STATED GOAL
Write out each entry, exactly the way it appears.

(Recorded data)
────

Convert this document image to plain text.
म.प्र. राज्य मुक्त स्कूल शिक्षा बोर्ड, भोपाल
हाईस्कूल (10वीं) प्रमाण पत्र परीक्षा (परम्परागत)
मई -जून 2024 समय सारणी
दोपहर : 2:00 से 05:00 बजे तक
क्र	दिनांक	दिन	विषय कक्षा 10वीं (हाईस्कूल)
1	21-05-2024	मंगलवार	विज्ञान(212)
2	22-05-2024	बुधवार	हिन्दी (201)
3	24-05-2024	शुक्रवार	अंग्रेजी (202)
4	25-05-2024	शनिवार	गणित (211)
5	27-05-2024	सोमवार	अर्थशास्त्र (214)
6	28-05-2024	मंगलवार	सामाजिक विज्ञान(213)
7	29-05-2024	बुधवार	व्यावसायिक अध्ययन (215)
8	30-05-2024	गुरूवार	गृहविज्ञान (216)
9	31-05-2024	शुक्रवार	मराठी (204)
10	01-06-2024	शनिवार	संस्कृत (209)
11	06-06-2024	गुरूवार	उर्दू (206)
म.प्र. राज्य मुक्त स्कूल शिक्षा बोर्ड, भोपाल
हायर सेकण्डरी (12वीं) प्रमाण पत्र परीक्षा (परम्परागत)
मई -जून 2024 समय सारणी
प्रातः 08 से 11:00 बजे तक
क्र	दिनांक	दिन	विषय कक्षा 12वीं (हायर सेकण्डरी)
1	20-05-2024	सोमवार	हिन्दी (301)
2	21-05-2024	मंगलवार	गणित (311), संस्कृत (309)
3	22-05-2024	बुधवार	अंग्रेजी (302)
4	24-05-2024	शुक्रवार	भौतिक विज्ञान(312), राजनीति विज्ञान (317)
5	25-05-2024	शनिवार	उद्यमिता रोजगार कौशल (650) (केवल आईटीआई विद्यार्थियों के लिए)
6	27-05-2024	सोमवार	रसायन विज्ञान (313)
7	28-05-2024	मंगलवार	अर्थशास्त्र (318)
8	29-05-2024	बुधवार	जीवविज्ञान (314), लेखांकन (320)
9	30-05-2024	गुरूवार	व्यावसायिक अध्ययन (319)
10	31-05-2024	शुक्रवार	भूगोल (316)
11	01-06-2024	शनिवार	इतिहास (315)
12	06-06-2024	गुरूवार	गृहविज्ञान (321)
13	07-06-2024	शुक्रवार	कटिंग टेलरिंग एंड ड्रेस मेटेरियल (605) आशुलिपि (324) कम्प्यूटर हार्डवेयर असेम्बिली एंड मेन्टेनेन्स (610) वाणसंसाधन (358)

────

TASK OUTPUT
Convert this document image to plain text.
म.प्र. राज्य मुक्त स्कूल शिक्षा बोर्ड, भोपाल
हाईस्कूल (10वीं) प्रमाण पत्र परीक्षा (परम्परागत)
मई -जून 2024 समय सारणी
दोपहर : 2:00 से 05:00 बजे तक
क्र	दिनांक	दिन	विषय कक्षा 10वीं (हाईस्कूल)
1	21-05-2024	मंगलवार	विज्ञान(212)
2	22-05-2024	बुधवार	हिन्दी (201)
3	24-05-2024	शुक्रवार	अंग्रेजी (202)
4	25-05-2024	शनिवार	गणित (211)
5	27-05-2024	सोमवार	अर्थशास्त्र (214)
6	28-05-2024	मंगलवार	सामाजिक विज्ञान(213)
7	29-05-2024	बुधवार	व्यावसायिक अध्ययन (215)
8	30-05-2024	गुरूवार	गृहविज्ञान (216)
9	31-05-2024	शुक्रवार	मराठी (204)
10	01-06-2024	शनिवार	संस्कृत (209)
11	06-06-2024	गुरूवार	उर्दू (206)
म.प्र. राज्य मुक्त स्कूल शिक्षा बोर्ड, भोपाल
हायर सेकण्डरी (12वीं) प्रमाण पत्र परीक्षा (परम्परागत)
मई -जून 2024 समय सारणी
प्रातः 08 से 11:00 बजे तक
क्र	दिनांक	दिन	विषय कक्षा 12वीं (हायर सेकण्डरी)
1	20-05-2024	सोमवार	हिन्दी (301)
2	21-05-2024	मंगलवार	गणित (311), संस्कृत (309)
3	22-05-2024	बुधवार	अंग्रेजी (302)
4	24-05-2024	शुक्रवार	भौतिक विज्ञान(312), राजनीति विज्ञान (317)
5	25-05-2024	शनिवार	उद्यमिता रोजगार कौशल (650) (केवल आईटीआई विद्यार्थियों के लिए)
6	27-05-2024	सोमवार	रसायन विज्ञान (313)
7	28-05-2024	मंगलवार	अर्थशास्त्र (318)
8	29-05-2024	बुधवार	जीवविज्ञान (314), लेखांकन (320)
9	30-05-2024	गुरूवार	व्यावसायिक अध्ययन (319)
10	31-05-2024	शुक्रवार	भूगोल (316)
11	01-06-2024	शनिवार	इतिहास (315)
12	06-06-2024	गुरूवार	गृहविज्ञान (321)
13	07-06-2024	शुक्रवार	कटिंग टेलरिंग एंड ड्रेस मेटेरियल (605) आशुलिपि (324) कम्प्यूटर हार्डवेयर असेम्बिली एंड मेन्टेनेन्स (610) वाणसंसाधन (358)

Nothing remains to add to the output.